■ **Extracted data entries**
-- START --

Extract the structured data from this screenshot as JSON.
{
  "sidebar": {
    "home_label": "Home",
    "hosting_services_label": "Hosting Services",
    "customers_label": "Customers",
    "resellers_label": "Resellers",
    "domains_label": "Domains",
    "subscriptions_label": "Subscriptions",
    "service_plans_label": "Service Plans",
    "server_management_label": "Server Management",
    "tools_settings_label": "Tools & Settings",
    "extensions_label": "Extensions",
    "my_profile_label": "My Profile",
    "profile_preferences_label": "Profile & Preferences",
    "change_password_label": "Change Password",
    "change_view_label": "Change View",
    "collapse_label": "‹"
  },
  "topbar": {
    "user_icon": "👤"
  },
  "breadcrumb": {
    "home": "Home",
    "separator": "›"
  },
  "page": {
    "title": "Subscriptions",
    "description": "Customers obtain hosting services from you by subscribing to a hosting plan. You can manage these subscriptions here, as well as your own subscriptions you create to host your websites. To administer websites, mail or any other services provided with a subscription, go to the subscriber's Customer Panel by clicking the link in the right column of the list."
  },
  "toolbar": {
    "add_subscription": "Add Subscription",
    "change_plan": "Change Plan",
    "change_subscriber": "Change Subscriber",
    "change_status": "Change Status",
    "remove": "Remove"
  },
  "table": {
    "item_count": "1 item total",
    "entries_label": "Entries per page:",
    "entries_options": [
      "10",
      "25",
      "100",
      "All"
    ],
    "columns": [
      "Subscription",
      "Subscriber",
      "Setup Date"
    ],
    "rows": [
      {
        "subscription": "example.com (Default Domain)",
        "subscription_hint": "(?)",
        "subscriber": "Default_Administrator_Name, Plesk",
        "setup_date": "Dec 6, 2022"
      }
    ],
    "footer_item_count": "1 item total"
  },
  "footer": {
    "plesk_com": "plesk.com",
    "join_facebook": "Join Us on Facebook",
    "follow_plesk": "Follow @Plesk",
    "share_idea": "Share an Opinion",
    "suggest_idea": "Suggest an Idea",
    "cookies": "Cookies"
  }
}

-- END --

■ **Aim**
Retype every entry above, word for word.

■ **Output for this exercise**
Extract the structured data from this screenshot as JSON.
{
  "sidebar": {
    "home_label": "Home",
    "hosting_services_label": "Hosting Services",
    "customers_label": "Customers",
    "resellers_label": "Resellers",
    "domains_label": "Domains",
    "subscriptions_label": "Subscriptions",
    "service_plans_label": "Service Plans",
    "server_management_label": "Server Management",
    "tools_settings_label": "Tools & Settings",
    "extensions_label": "Extensions",
    "my_profile_label": "My Profile",
    "profile_preferences_label": "Profile & Preferences",
    "change_password_label": "Change Password",
    "change_view_label": "Change View",
    "collapse_label": "‹"
  },
  "topbar": {
    "user_icon": "👤"
  },
  "breadcrumb": {
    "home": "Home",
    "separator": "›"
  },
  "page": {
    "title": "Subscriptions",
    "description": "Customers obtain hosting services from you by subscribing to a hosting plan. You can manage these subscriptions here, as well as your own subscriptions you create to host your websites. To administer websites, mail or any other services provided with a subscription, go to the subscriber's Customer Panel by clicking the link in the right column of the list."
  },
  "toolbar": {
    "add_subscription": "Add Subscription",
    "change_plan": "Change Plan",
    "change_subscriber": "Change Subscriber",
    "change_status": "Change Status",
    "remove": "Remove"
  },
  "table": {
    "item_count": "1 item total",
    "entries_label": "Entries per page:",
    "entries_options": [
      "10",
      "25",
      "100",
      "All"
    ],
    "columns": [
      "Subscription",
      "Subscriber",
      "Setup Date"
    ],
    "rows": [
      {
        "subscription": "example.com (Default Domain)",
        "subscription_hint": "(?)",
        "subscriber": "Default_Administrator_Name, Plesk",
        "setup_date": "Dec 6, 2022"
      }
    ],
    "footer_item_count": "1 item total"
  },
  "footer": {
    "plesk_com": "plesk.com",
    "join_facebook": "Join Us on Facebook",
    "follow_plesk": "Follow @Plesk",
    "share_idea": "Share an Opinion",
    "suggest_idea": "Suggest an Idea",
    "cookies": "Cookies"
  }
}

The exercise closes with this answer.